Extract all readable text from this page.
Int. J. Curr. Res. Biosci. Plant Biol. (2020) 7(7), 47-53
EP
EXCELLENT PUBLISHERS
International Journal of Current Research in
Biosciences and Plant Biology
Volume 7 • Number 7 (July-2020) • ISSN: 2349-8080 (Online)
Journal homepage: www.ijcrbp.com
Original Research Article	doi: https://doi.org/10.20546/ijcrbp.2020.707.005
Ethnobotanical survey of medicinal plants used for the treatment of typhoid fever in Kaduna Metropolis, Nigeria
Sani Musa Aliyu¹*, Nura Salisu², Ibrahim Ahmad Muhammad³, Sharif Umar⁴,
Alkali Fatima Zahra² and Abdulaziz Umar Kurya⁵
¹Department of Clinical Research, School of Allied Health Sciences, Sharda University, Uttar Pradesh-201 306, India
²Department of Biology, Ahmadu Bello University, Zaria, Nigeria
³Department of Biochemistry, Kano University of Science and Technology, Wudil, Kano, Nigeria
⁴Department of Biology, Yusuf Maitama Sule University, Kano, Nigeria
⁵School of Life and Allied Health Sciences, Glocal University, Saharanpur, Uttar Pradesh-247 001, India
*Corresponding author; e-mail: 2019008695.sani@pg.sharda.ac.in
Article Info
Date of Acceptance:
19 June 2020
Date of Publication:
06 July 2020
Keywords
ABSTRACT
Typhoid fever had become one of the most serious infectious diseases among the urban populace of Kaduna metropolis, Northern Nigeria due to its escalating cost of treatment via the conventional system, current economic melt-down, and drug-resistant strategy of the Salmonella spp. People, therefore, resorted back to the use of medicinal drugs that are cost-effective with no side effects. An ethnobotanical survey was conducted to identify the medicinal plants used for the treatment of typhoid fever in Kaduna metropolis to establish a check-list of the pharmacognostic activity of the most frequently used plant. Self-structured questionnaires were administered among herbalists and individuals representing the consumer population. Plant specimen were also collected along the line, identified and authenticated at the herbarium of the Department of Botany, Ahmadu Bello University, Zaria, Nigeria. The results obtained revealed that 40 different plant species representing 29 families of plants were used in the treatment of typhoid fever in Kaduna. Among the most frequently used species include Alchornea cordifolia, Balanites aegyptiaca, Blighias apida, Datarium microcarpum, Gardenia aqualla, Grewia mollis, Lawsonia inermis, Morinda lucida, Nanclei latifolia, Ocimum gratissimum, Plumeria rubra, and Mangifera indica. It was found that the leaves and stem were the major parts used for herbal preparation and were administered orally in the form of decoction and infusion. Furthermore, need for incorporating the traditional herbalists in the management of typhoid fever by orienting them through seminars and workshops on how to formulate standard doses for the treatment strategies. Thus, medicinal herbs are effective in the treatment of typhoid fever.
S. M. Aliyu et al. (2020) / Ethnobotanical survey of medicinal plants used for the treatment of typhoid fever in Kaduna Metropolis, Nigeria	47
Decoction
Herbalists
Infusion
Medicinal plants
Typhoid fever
****************************************
* Stated exercise
Identify the lines above with the word "Article". Copy them.

* Written solution
Original Research Article	doi: https://doi.org/10.20546/ijcrbp.2020.707.005
Article Info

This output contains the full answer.